Exercise task
Below is a set of records; print all of them exactly as written.

## START

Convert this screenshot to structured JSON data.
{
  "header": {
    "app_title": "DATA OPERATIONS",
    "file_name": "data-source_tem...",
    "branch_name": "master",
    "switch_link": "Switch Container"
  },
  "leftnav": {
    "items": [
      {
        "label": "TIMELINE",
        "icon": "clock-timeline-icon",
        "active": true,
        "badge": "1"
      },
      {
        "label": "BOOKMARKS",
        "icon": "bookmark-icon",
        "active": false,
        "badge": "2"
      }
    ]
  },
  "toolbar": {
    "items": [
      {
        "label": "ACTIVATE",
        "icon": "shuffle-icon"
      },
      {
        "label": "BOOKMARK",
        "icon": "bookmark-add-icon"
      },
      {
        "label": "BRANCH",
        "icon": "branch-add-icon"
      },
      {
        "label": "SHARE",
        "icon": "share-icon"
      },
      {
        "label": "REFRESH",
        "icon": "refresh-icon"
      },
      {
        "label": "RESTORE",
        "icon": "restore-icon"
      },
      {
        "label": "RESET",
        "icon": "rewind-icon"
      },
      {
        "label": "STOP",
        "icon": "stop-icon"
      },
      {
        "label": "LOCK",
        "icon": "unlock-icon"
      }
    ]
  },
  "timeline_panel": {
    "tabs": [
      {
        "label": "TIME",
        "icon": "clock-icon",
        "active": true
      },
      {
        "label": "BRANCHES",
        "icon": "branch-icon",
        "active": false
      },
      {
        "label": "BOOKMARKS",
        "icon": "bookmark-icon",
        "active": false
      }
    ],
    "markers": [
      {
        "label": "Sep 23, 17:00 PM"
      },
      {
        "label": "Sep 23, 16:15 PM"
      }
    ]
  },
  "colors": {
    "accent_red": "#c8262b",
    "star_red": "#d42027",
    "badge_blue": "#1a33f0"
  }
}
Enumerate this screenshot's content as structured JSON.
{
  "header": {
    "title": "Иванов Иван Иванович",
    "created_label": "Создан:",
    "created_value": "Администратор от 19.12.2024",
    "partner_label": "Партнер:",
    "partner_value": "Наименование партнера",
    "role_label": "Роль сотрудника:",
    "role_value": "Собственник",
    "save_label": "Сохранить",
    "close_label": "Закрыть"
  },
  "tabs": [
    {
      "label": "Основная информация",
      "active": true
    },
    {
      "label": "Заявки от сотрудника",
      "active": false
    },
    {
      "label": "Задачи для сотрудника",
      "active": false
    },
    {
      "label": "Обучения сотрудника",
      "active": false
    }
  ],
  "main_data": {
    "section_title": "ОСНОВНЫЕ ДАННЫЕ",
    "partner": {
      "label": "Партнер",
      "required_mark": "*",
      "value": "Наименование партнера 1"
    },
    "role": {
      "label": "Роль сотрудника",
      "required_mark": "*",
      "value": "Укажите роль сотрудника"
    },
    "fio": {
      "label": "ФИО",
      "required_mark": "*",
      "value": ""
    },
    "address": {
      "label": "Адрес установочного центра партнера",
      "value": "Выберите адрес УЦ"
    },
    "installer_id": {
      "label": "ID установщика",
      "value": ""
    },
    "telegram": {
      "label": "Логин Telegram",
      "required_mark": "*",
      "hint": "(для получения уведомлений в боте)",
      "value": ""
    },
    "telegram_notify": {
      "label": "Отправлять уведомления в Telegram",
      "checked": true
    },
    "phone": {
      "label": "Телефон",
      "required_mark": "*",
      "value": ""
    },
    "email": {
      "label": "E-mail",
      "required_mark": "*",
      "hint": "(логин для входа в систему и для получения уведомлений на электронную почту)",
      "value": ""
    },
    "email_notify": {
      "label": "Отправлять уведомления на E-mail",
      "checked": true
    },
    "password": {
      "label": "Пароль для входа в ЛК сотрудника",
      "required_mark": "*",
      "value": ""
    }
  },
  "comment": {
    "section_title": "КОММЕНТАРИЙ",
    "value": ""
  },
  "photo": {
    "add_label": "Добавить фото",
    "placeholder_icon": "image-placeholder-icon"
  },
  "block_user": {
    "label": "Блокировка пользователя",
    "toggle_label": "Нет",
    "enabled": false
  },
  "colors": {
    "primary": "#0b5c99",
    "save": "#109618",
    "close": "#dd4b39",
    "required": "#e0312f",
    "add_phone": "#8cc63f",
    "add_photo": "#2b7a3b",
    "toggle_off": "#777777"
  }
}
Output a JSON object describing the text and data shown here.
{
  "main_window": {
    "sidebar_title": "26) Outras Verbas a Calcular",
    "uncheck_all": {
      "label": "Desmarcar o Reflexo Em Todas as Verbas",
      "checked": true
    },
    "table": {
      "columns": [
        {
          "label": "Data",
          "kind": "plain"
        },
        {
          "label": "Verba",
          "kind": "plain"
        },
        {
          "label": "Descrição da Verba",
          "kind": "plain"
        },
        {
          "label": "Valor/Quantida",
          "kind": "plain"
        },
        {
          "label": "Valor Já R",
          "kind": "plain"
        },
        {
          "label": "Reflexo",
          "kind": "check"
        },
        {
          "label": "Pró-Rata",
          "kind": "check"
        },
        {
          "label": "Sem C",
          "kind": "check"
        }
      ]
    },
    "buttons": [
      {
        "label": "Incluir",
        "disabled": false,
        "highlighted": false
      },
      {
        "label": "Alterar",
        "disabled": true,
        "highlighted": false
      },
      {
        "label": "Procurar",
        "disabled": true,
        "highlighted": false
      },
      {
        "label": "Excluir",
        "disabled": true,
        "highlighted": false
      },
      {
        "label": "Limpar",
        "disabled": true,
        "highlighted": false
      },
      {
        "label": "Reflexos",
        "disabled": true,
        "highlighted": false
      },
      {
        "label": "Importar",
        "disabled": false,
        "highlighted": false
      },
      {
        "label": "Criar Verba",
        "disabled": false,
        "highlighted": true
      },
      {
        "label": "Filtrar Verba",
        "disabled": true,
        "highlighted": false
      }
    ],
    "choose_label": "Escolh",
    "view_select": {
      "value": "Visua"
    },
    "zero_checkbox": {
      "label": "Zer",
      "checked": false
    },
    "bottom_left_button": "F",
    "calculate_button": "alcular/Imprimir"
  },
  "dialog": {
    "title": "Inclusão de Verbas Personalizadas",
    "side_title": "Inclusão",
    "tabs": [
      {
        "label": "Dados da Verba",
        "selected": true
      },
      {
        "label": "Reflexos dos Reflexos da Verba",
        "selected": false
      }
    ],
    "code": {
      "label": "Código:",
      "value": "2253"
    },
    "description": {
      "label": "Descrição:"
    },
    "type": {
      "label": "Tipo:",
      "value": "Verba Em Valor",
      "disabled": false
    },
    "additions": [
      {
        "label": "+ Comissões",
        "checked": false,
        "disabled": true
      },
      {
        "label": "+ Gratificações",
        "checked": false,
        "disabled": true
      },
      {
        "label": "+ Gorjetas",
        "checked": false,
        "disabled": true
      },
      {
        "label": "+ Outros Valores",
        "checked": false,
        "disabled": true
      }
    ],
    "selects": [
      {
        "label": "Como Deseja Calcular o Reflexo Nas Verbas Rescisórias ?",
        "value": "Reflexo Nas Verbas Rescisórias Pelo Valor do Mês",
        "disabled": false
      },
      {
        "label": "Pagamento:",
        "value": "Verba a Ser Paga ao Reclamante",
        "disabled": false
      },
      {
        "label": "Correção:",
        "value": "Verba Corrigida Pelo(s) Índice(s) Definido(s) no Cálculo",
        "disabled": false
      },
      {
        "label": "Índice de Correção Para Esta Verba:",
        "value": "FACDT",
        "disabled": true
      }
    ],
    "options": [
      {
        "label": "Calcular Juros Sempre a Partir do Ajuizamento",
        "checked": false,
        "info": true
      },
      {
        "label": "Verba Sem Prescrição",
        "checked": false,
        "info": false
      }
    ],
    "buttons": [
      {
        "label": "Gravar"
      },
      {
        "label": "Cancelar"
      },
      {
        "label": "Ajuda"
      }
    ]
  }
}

## END

Worked solution
Convert this screenshot to structured JSON data.
{
  "header": {
    "app_title": "DATA OPERATIONS",
    "file_name": "data-source_tem...",
    "branch_name": "master",
    "switch_link": "Switch Container"
  },
  "leftnav": {
    "items": [
      {
        "label": "TIMELINE",
        "icon": "clock-timeline-icon",
        "active": true,
        "badge": "1"
      },
      {
        "label": "BOOKMARKS",
        "icon": "bookmark-icon",
        "active": false,
        "badge": "2"
      }
    ]
  },
  "toolbar": {
    "items": [
      {
        "label": "ACTIVATE",
        "icon": "shuffle-icon"
      },
      {
        "label": "BOOKMARK",
        "icon": "bookmark-add-icon"
      },
      {
        "label": "BRANCH",
        "icon": "branch-add-icon"
      },
      {
        "label": "SHARE",
        "icon": "share-icon"
      },
      {
        "label": "REFRESH",
        "icon": "refresh-icon"
      },
      {
        "label": "RESTORE",
        "icon": "restore-icon"
      },
      {
        "label": "RESET",
        "icon": "rewind-icon"
      },
      {
        "label": "STOP",
        "icon": "stop-icon"
      },
      {
        "label": "LOCK",
        "icon": "unlock-icon"
      }
    ]
  },
  "timeline_panel": {
    "tabs": [
      {
        "label": "TIME",
        "icon": "clock-icon",
        "active": true
      },
      {
        "label": "BRANCHES",
        "icon": "branch-icon",
        "active": false
      },
      {
        "label": "BOOKMARKS",
        "icon": "bookmark-icon",
        "active": false
      }
    ],
    "markers": [
      {
        "label": "Sep 23, 17:00 PM"
      },
      {
        "label": "Sep 23, 16:15 PM"
      }
    ]
  },
  "colors": {
    "accent_red": "#c8262b",
    "star_red": "#d42027",
    "badge_blue": "#1a33f0"
  }
}
Enumerate this screenshot's content as structured JSON.
{
  "header": {
    "title": "Иванов Иван Иванович",
    "created_label": "Создан:",
    "created_value": "Администратор от 19.12.2024",
    "partner_label": "Партнер:",
    "partner_value": "Наименование партнера",
    "role_label": "Роль сотрудника:",
    "role_value": "Собственник",
    "save_label": "Сохранить",
    "close_label": "Закрыть"
  },
  "tabs": [
    {
      "label": "Основная информация",
      "active": true
    },
    {
      "label": "Заявки от сотрудника",
      "active": false
    },
    {
      "label": "Задачи для сотрудника",
      "active": false
    },
    {
      "label": "Обучения сотрудника",
      "active": false
    }
  ],
  "main_data": {
    "section_title": "ОСНОВНЫЕ ДАННЫЕ",
    "partner": {
      "label": "Партнер",
      "required_mark": "*",
      "value": "Наименование партнера 1"
    },
    "role": {
      "label": "Роль сотрудника",
      "required_mark": "*",
      "value": "Укажите роль сотрудника"
    },
    "fio": {
      "label": "ФИО",
      "required_mark": "*",
      "value": ""
    },
    "address": {
      "label": "Адрес установочного центра партнера",
      "value": "Выберите адрес УЦ"
    },
    "installer_id": {
      "label": "ID установщика",
      "value": ""
    },
    "telegram": {
      "label": "Логин Telegram",
      "required_mark": "*",
      "hint": "(для получения уведомлений в боте)",
      "value": ""
    },
    "telegram_notify": {
      "label": "Отправлять уведомления в Telegram",
      "checked": true
    },
    "phone": {
      "label": "Телефон",
      "required_mark": "*",
      "value": ""
    },
    "email": {
      "label": "E-mail",
      "required_mark": "*",
      "hint": "(логин для входа в систему и для получения уведомлений на электронную почту)",
      "value": ""
    },
    "email_notify": {
      "label": "Отправлять уведомления на E-mail",
      "checked": true
    },
    "password": {
      "label": "Пароль для входа в ЛК сотрудника",
      "required_mark": "*",
      "value": ""
    }
  },
  "comment": {
    "section_title": "КОММЕНТАРИЙ",
    "value": ""
  },
  "photo": {
    "add_label": "Добавить фото",
    "placeholder_icon": "image-placeholder-icon"
  },
  "block_user": {
    "label": "Блокировка пользователя",
    "toggle_label": "Нет",
    "enabled": false
  },
  "colors": {
    "primary": "#0b5c99",
    "save": "#109618",
    "close": "#dd4b39",
    "required": "#e0312f",
    "add_phone": "#8cc63f",
    "add_photo": "#2b7a3b",
    "toggle_off": "#777777"
  }
}
Output a JSON object describing the text and data shown here.
{
  "main_window": {
    "sidebar_title": "26) Outras Verbas a Calcular",
    "uncheck_all": {
      "label": "Desmarcar o Reflexo Em Todas as Verbas",
      "checked": true
    },
    "table": {
      "columns": [
        {
          "label": "Data",
          "kind": "plain"
        },
        {
          "label": "Verba",
          "kind": "plain"
        },
        {
          "label": "Descrição da Verba",
          "kind": "plain"
        },
        {
          "label": "Valor/Quantida",
          "kind": "plain"
        },
        {
          "label": "Valor Já R",
          "kind": "plain"
        },
        {
          "label": "Reflexo",
          "kind": "check"
        },
        {
          "label": "Pró-Rata",
          "kind": "check"
        },
        {
          "label": "Sem C",
          "kind": "check"
        }
      ]
    },
    "buttons": [
      {
        "label": "Incluir",
        "disabled": false,
        "highlighted": false
      },
      {
        "label": "Alterar",
        "disabled": true,
        "highlighted": false
      },
      {
        "label": "Procurar",
        "disabled": true,
        "highlighted": false
      },
      {
        "label": "Excluir",
        "disabled": true,
        "highlighted": false
      },
      {
        "label": "Limpar",
        "disabled": true,
        "highlighted": false
      },
      {
        "label": "Reflexos",
        "disabled": true,
        "highlighted": false
      },
      {
        "label": "Importar",
        "disabled": false,
        "highlighted": false
      },
      {
        "label": "Criar Verba",
        "disabled": false,
        "highlighted": true
      },
      {
        "label": "Filtrar Verba",
        "disabled": true,
        "highlighted": false
      }
    ],
    "choose_label": "Escolh",
    "view_select": {
      "value": "Visua"
    },
    "zero_checkbox": {
      "label": "Zer",
      "checked": false
    },
    "bottom_left_button": "F",
    "calculate_button": "alcular/Imprimir"
  },
  "dialog": {
    "title": "Inclusão de Verbas Personalizadas",
    "side_title": "Inclusão",
    "tabs": [
      {
        "label": "Dados da Verba",
        "selected": true
      },
      {
        "label": "Reflexos dos Reflexos da Verba",
        "selected": false
      }
    ],
    "code": {
      "label": "Código:",
      "value": "2253"
    },
    "description": {
      "label": "Descrição:"
    },
    "type": {
      "label": "Tipo:",
      "value": "Verba Em Valor",
      "disabled": false
    },
    "additions": [
      {
        "label": "+ Comissões",
        "checked": false,
        "disabled": true
      },
      {
        "label": "+ Gratificações",
        "checked": false,
        "disabled": true
      },
      {
        "label": "+ Gorjetas",
        "checked": false,
        "disabled": true
      },
      {
        "label": "+ Outros Valores",
        "checked": false,
        "disabled": true
      }
    ],
    "selects": [
      {
        "label": "Como Deseja Calcular o Reflexo Nas Verbas Rescisórias ?",
        "value": "Reflexo Nas Verbas Rescisórias Pelo Valor do Mês",
        "disabled": false
      },
      {
        "label": "Pagamento:",
        "value": "Verba a Ser Paga ao Reclamante",
        "disabled": false
      },
      {
        "label": "Correção:",
        "value": "Verba Corrigida Pelo(s) Índice(s) Definido(s) no Cálculo",
        "disabled": false
      },
      {
        "label": "Índice de Correção Para Esta Verba:",
        "value": "FACDT",
        "disabled": true
      }
    ],
    "options": [
      {
        "label": "Calcular Juros Sempre a Partir do Ajuizamento",
        "checked": false,
        "info": true
      },
      {
        "label": "Verba Sem Prescrição",
        "checked": false,
        "info": false
      }
    ],
    "buttons": [
      {
        "label": "Gravar"
      },
      {
        "label": "Cancelar"
      },
      {
        "label": "Ajuda"
      }
    ]
  }
}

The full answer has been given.